#### GIVEN DATA
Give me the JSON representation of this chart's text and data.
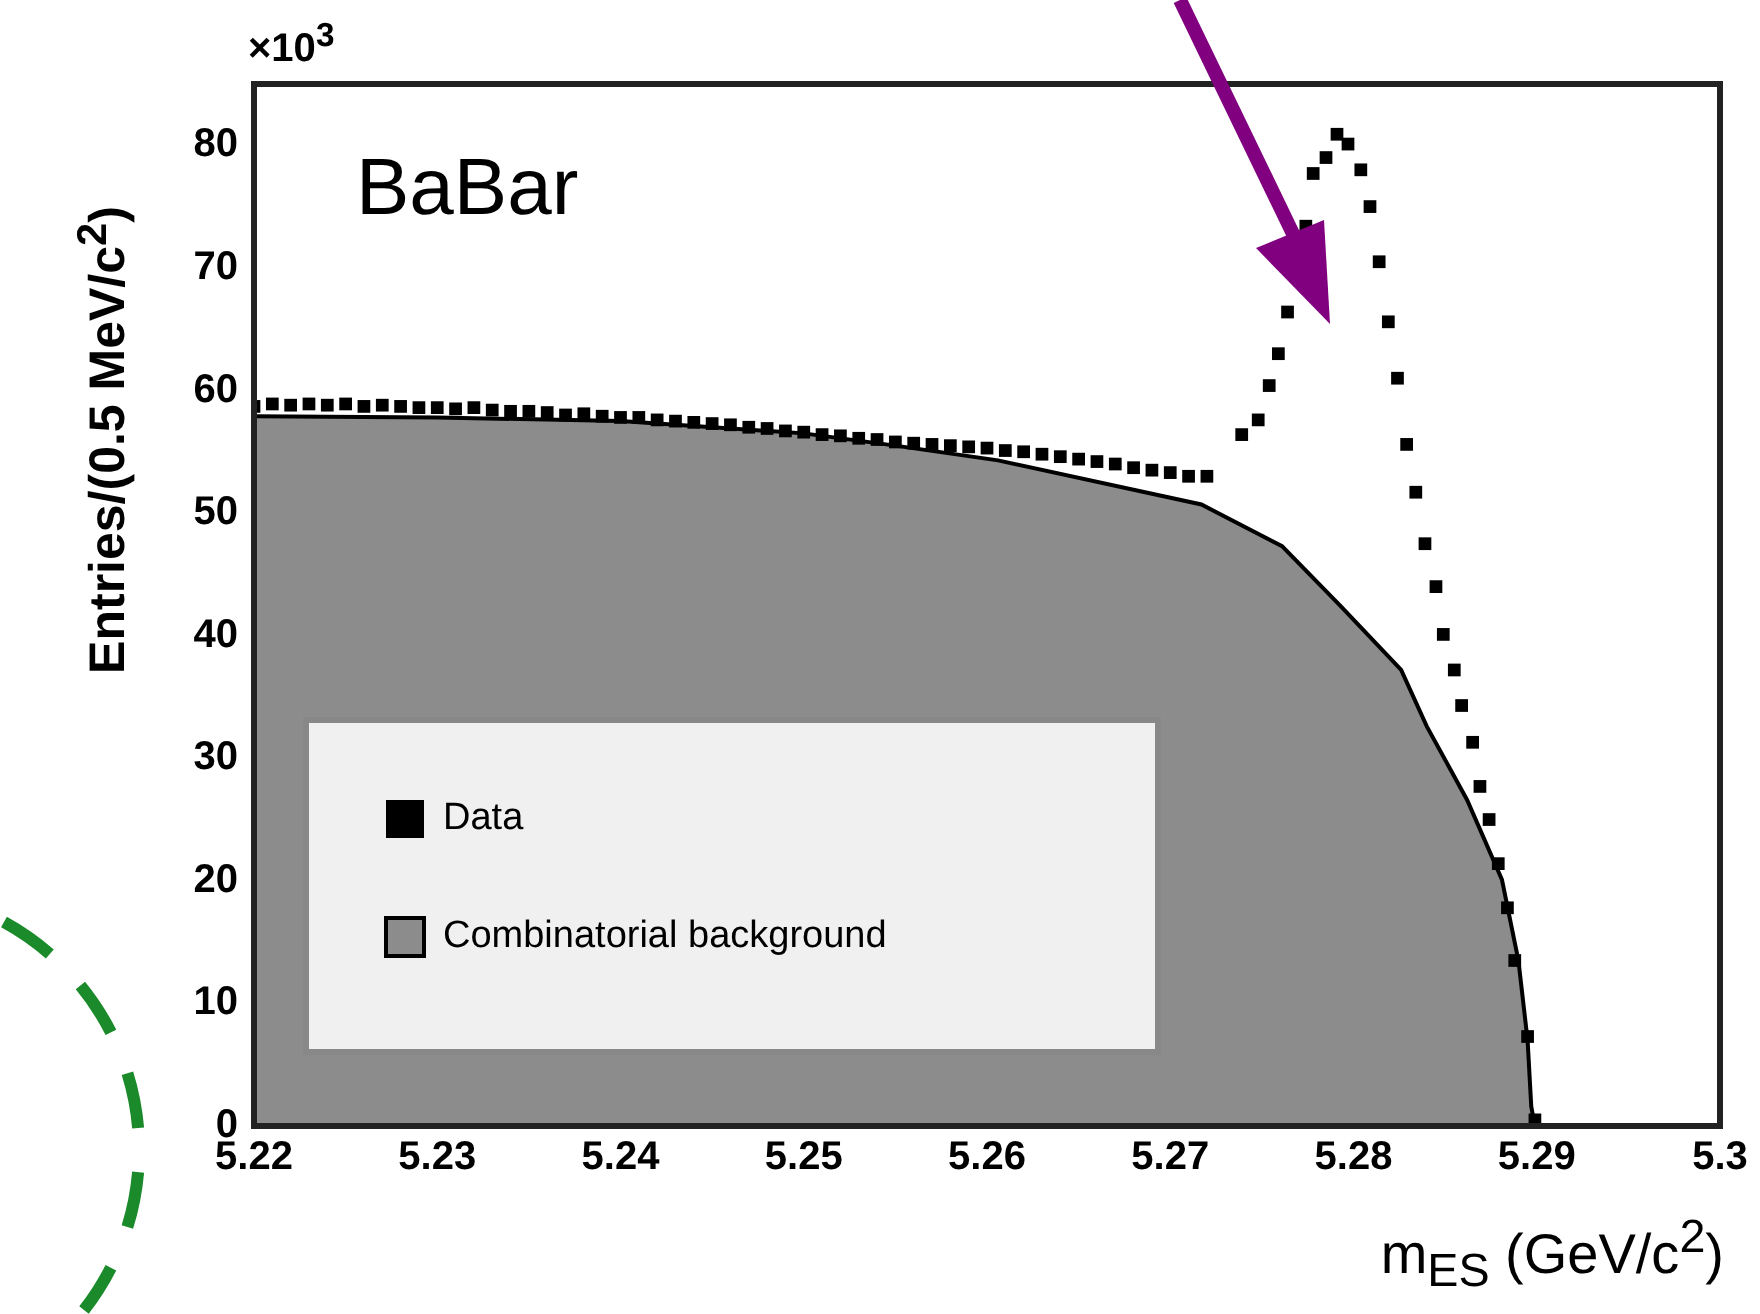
{
  "chart_data": {
    "type": "scatter",
    "xlabel": "m$_{ES}$ (GeV/c$^{2}$)",
    "ylabel": "Entries/(0.5 MeV/c$^{2}$)",
    "annotations": [
      "×10$^{3}$",
      "BaBar"
    ],
    "xlim": [
      5.22,
      5.3
    ],
    "xticks": [
      {
        "value": 5.22,
        "label": "5.22"
      },
      {
        "value": 5.23,
        "label": "5.23"
      },
      {
        "value": 5.24,
        "label": "5.24"
      },
      {
        "value": 5.25,
        "label": "5.25"
      },
      {
        "value": 5.26,
        "label": "5.26"
      },
      {
        "value": 5.27,
        "label": "5.27"
      },
      {
        "value": 5.28,
        "label": "5.28"
      },
      {
        "value": 5.29,
        "label": "5.29"
      },
      5.3
    ],
    "ylim": [
      0,
      85
    ],
    "yticks": [
      0,
      10,
      20,
      30,
      40,
      50,
      60,
      70,
      80
    ],
    "grid": false,
    "legend": "bottom left",
    "marker": "square",
    "series": [
      {
        "name": "Combinatorial background",
        "type": "area",
        "marker": "none",
        "color": "#8c8c8c",
        "x": [
          5.22,
          5.23,
          5.24,
          5.25,
          5.255,
          5.2606,
          5.2717,
          5.2761,
          5.2793,
          5.2826,
          5.284,
          5.2862,
          5.2881,
          5.289,
          5.2895,
          5.2897,
          5.2899
        ],
        "values": [
          57.9,
          57.8,
          57.5,
          56.5,
          55.5,
          54.3,
          50.7,
          47.3,
          42.4,
          37.2,
          32.6,
          26.6,
          20.1,
          13.5,
          7.0,
          1.6,
          0
        ]
      },
      {
        "name": "Data",
        "color": "#000000",
        "x": [
          5.22,
          5.221,
          5.222,
          5.223,
          5.224,
          5.225,
          5.226,
          5.227,
          5.228,
          5.229,
          5.23,
          5.231,
          5.232,
          5.233,
          5.234,
          5.235,
          5.236,
          5.237,
          5.238,
          5.239,
          5.24,
          5.241,
          5.242,
          5.243,
          5.244,
          5.245,
          5.246,
          5.247,
          5.248,
          5.249,
          5.25,
          5.251,
          5.252,
          5.253,
          5.254,
          5.255,
          5.256,
          5.257,
          5.258,
          5.259,
          5.26,
          5.261,
          5.262,
          5.263,
          5.264,
          5.265,
          5.266,
          5.267,
          5.268,
          5.269,
          5.27,
          5.271,
          5.272,
          5.2739,
          5.2748,
          5.2754,
          5.2759,
          5.2764,
          5.2774,
          5.2778,
          5.2785,
          5.2791,
          5.2797,
          5.2804,
          5.2809,
          5.2814,
          5.2819,
          5.2824,
          5.2829,
          5.2834,
          5.2839,
          5.2845,
          5.2849,
          5.2855,
          5.2859,
          5.2865,
          5.2869,
          5.2874,
          5.2879,
          5.2884,
          5.2888,
          5.2895,
          5.2899
        ],
        "values": [
          58.7,
          58.9,
          58.8,
          58.9,
          58.8,
          58.9,
          58.7,
          58.8,
          58.7,
          58.6,
          58.6,
          58.5,
          58.6,
          58.4,
          58.3,
          58.3,
          58.2,
          58.0,
          58.1,
          57.9,
          57.8,
          57.8,
          57.6,
          57.5,
          57.4,
          57.3,
          57.2,
          57.0,
          56.9,
          56.7,
          56.6,
          56.4,
          56.3,
          56.1,
          56.0,
          55.8,
          55.7,
          55.6,
          55.5,
          55.4,
          55.3,
          55.1,
          55.0,
          54.8,
          54.6,
          54.4,
          54.2,
          54.0,
          53.7,
          53.5,
          53.3,
          53.0,
          53.0,
          56.4,
          57.6,
          60.4,
          63.0,
          66.4,
          73.4,
          77.7,
          79.0,
          80.9,
          80.1,
          78.0,
          75.0,
          70.5,
          65.6,
          61.0,
          55.6,
          51.7,
          47.5,
          44.0,
          40.1,
          37.2,
          34.3,
          31.3,
          27.7,
          25.0,
          21.4,
          17.8,
          13.5,
          7.3,
          0.5
        ]
      }
    ]
  }
}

#### STATED TASK
Scan the records above and report how many lines include the word "name", without any other text.

#### SOLUTION TO THIS PROBLEM
2